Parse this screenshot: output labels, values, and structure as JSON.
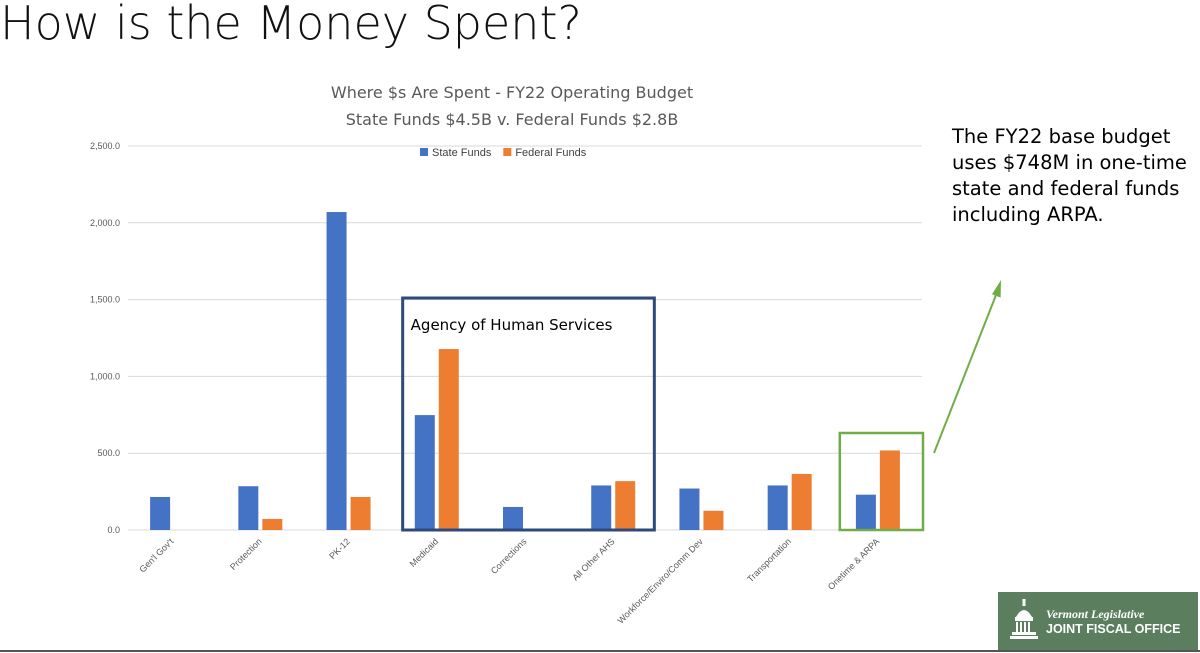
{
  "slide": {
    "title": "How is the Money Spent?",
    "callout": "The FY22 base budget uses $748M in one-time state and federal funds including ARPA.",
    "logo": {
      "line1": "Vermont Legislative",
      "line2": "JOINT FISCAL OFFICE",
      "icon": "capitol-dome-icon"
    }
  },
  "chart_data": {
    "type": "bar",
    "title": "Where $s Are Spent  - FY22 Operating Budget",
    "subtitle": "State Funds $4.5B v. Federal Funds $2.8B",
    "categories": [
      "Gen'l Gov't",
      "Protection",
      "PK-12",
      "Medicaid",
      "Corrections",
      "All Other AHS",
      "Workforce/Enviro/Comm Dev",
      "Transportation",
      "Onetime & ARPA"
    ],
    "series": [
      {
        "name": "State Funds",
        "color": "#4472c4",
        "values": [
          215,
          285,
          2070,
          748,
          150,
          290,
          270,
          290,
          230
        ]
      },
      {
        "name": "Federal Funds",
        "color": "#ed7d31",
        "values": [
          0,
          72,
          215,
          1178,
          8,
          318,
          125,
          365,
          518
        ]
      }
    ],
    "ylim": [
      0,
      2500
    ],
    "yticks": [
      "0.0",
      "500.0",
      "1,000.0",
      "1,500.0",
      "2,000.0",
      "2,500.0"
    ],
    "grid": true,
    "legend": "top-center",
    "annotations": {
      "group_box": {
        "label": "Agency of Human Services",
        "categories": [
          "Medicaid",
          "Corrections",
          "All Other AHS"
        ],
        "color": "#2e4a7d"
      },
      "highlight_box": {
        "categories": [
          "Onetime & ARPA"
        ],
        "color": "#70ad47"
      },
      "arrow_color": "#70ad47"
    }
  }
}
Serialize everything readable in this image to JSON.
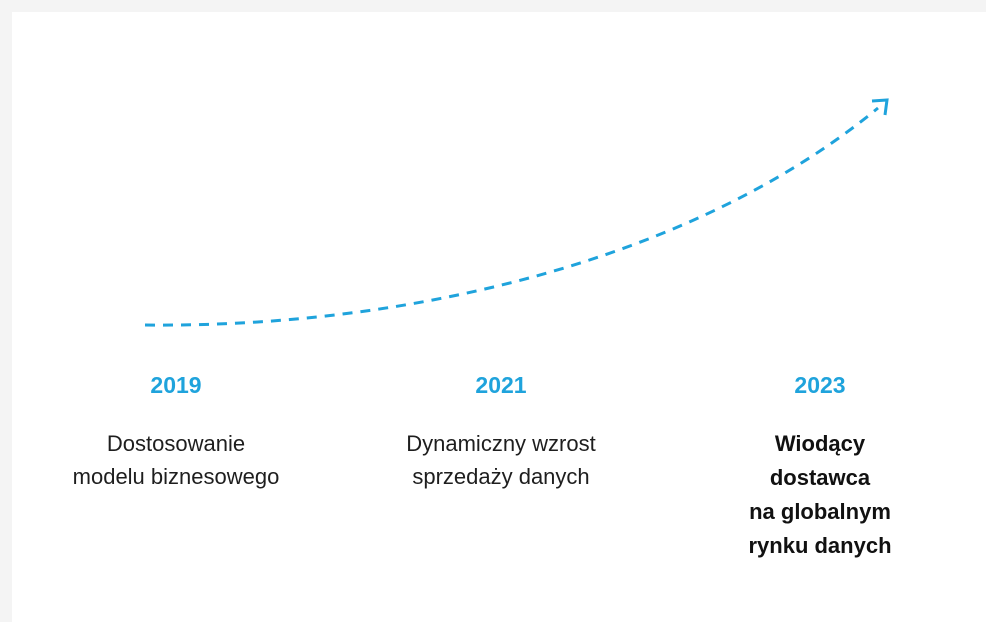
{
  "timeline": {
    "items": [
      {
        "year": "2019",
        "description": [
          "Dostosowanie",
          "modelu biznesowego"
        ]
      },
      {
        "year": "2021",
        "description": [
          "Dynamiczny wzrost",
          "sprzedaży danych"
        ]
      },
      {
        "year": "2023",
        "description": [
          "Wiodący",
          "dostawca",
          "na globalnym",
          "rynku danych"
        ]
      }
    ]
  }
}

---*---

● **To do**: Omit the pictures. Output every record above word for word.

● **Solution for this exercise**:
Parse this screenshot: output labels, values, and structure as JSON.
{
  "slide": {
    "title": "How is the Money Spent?",
    "callout": "The FY22 base budget uses $748M in one-time state and federal funds including ARPA.",
    "logo": {
      "line1": "Vermont Legislative",
      "line2": "JOINT FISCAL OFFICE",
      "icon": "capitol-dome-icon"
    }
  },
  "chart_data": {
    "type": "bar",
    "title": "Where $s Are Spent  - FY22 Operating Budget",
    "subtitle": "State Funds $4.5B v. Federal Funds $2.8B",
    "categories": [
      "Gen'l Gov't",
      "Protection",
      "PK-12",
      "Medicaid",
      "Corrections",
      "All Other AHS",
      "Workforce/Enviro/Comm Dev",
      "Transportation",
      "Onetime & ARPA"
    ],
    "series": [
      {
        "name": "State Funds",
        "color": "#4472c4",
        "values": [
          215,
          285,
          2070,
          748,
          150,
          290,
          270,
          290,
          230
        ]
      },
      {
        "name": "Federal Funds",
        "color": "#ed7d31",
        "values": [
          0,
          72,
          215,
          1178,
          8,
          318,
          125,
          365,
          518
        ]
      }
    ],
    "ylim": [
      0,
      2500
    ],
    "yticks": [
      "0.0",
      "500.0",
      "1,000.0",
      "1,500.0",
      "2,000.0",
      "2,500.0"
    ],
    "grid": true,
    "legend": "top-center",
    "annotations": {
      "group_box": {
        "label": "Agency of Human Services",
        "categories": [
          "Medicaid",
          "Corrections",
          "All Other AHS"
        ],
        "color": "#2e4a7d"
      },
      "highlight_box": {
        "categories": [
          "Onetime & ARPA"
        ],
        "color": "#70ad47"
      },
      "arrow_color": "#70ad47"
    }
  }
}
Serialize everything readable in this image to JSON.
{
  "timeline": {
    "items": [
      {
        "year": "2019",
        "description": [
          "Dostosowanie",
          "modelu biznesowego"
        ]
      },
      {
        "year": "2021",
        "description": [
          "Dynamiczny wzrost",
          "sprzedaży danych"
        ]
      },
      {
        "year": "2023",
        "description": [
          "Wiodący",
          "dostawca",
          "na globalnym",
          "rynku danych"
        ]
      }
    ]
  }
}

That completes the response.